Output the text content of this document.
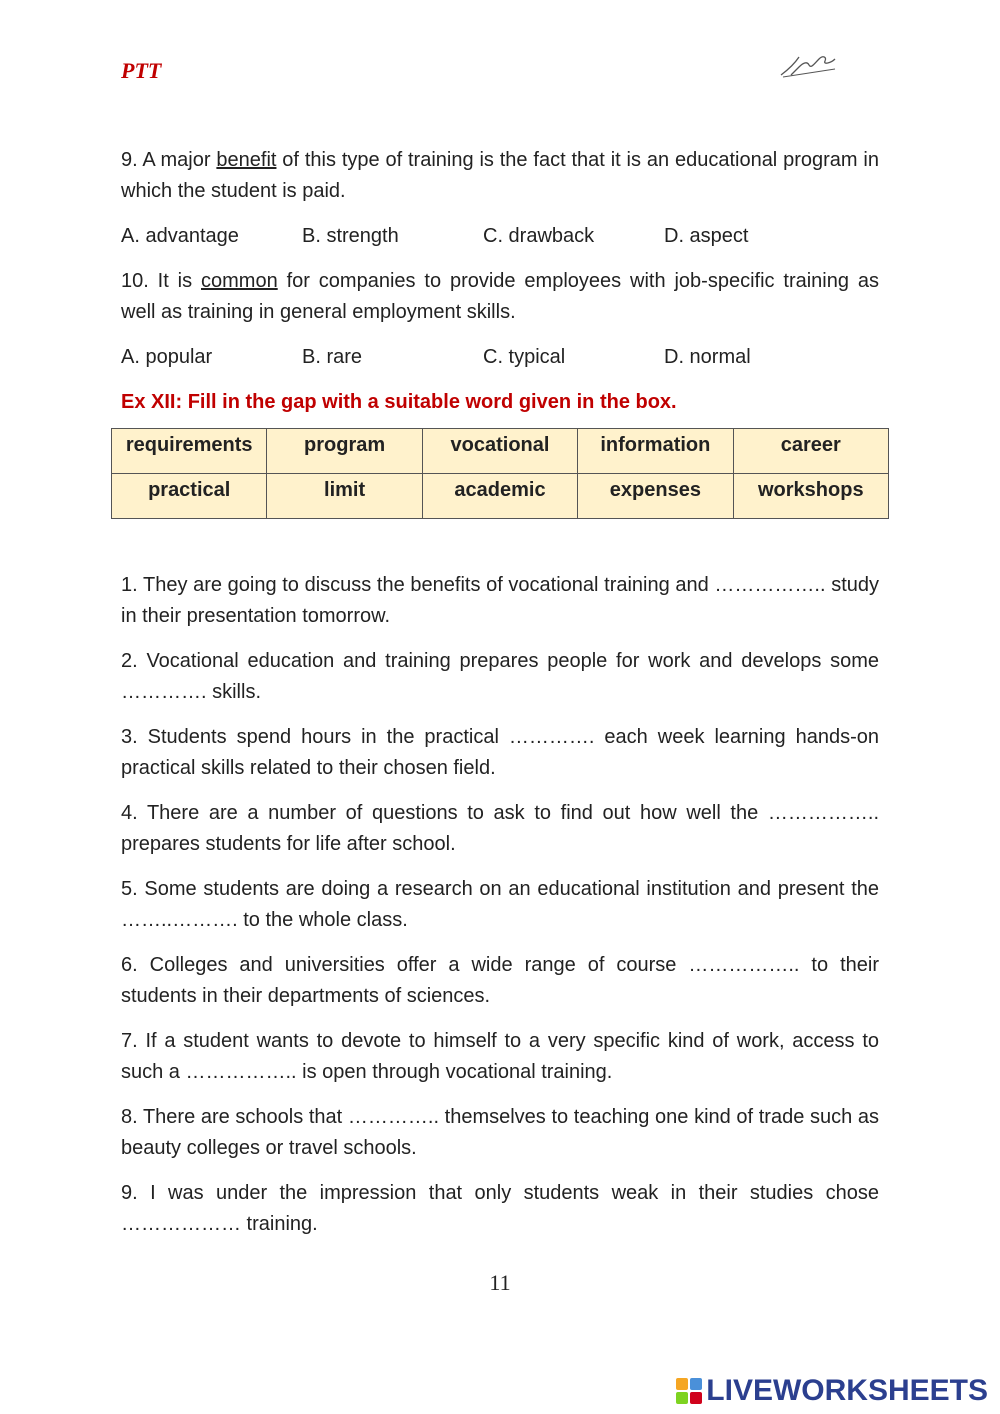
PTT

9. A major benefit of this type of training is the fact that it is an educational program in which the student is paid.

A. advantage	B. strength	C. drawback	D. aspect

10. It is common for companies to provide employees with job-specific training as well as training in general employment skills.

A. popular	B. rare	C. typical	D. normal
Ex XII: Fill in the gap with a suitable word given in the box.
requirements	program	vocational	information	career
practical	limit	academic	expenses	workshops

1. They are going to discuss the benefits of vocational training and …………….. study in their presentation tomorrow.

2. Vocational education and training prepares people for work and develops some …………. skills.

3. Students spend hours in the practical …………. each week learning hands-on practical skills related to their chosen field.

4. There are a number of questions to ask to find out how well the …………….. prepares students for life after school.

5. Some students are doing a research on an educational institution and present the ……..………. to the whole class.

6. Colleges and universities offer a wide range of course …………….. to their students in their departments of sciences.

7. If a student wants to devote to himself to a very specific kind of work, access to such a …………….. is open through vocational training.

8. There are schools that ………….. themselves to teaching one kind of trade such as beauty colleges or travel schools.

9. I was under the impression that only students weak in their studies chose ……………… training.

11
LIVEWORKSHEETS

• Problem details: Go through the listing above and return every line where the word "that" occurs.

• Task response:
9. A major benefit of this type of training is the fact that it is an educational program in which the student is paid.
8. There are schools that ………….. themselves to teaching one kind of trade such as beauty colleges or travel schools.
9. I was under the impression that only students weak in their studies chose ……………… training.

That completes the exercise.